:: SOURCE RECORDS

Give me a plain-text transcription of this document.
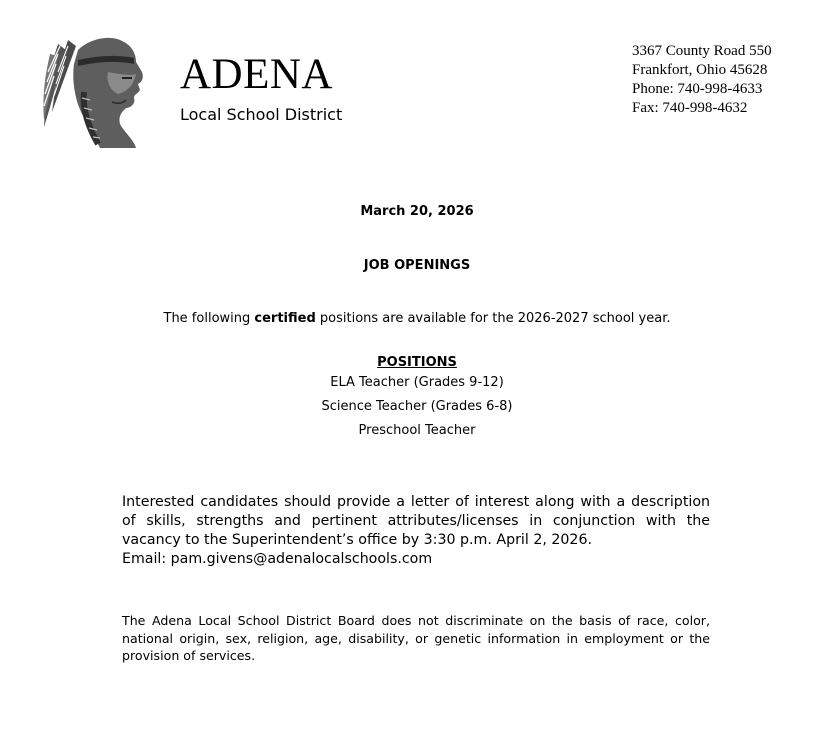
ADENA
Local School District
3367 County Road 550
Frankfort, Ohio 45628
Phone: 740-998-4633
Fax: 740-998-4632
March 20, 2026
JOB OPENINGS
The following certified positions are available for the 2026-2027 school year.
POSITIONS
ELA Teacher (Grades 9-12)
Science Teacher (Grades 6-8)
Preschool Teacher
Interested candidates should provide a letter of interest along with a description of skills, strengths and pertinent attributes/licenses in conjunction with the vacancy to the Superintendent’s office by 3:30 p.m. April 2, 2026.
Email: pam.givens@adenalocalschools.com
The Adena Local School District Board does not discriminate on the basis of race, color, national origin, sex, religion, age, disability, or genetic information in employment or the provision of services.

::::

TO DO. Check each line of the records for "Grades" and copy the ones that contain it.

ANSWER.
ELA Teacher (Grades 9-12)
Science Teacher (Grades 6-8)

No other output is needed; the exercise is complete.